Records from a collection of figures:
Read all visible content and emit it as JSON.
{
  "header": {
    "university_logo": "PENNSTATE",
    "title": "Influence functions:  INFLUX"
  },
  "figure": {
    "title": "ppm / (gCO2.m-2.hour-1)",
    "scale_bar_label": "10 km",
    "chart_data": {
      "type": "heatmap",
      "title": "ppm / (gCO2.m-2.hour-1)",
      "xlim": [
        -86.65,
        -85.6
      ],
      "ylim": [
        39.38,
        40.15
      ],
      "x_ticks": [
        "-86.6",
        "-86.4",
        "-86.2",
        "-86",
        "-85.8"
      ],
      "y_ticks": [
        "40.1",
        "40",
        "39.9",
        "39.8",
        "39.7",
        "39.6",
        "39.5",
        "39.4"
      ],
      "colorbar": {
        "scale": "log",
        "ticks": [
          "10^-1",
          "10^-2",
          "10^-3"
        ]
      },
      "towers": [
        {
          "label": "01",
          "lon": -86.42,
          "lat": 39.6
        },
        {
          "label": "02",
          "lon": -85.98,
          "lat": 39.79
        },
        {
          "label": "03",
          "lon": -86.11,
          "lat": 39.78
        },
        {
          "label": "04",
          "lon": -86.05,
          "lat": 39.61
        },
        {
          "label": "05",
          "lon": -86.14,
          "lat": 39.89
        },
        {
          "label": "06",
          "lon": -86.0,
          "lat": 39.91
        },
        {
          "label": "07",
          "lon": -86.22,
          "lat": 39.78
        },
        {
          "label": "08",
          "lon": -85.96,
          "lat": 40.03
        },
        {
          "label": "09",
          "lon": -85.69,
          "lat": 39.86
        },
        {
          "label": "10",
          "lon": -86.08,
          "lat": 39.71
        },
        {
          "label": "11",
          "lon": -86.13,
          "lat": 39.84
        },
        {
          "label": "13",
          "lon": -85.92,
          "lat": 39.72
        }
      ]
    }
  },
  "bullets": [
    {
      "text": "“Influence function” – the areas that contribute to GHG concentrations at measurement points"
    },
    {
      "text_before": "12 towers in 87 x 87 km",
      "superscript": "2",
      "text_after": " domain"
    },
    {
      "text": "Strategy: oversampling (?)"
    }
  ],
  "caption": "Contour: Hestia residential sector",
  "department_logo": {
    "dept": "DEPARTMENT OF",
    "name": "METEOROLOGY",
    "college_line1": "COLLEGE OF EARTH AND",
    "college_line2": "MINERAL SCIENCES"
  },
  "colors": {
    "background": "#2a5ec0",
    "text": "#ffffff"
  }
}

▶ Problem to work on: Gather all the lines that include the word "towers" and copy them out.

▶ Task result:
      "towers": [
      "text_before": "12 towers in 87 x 87 km",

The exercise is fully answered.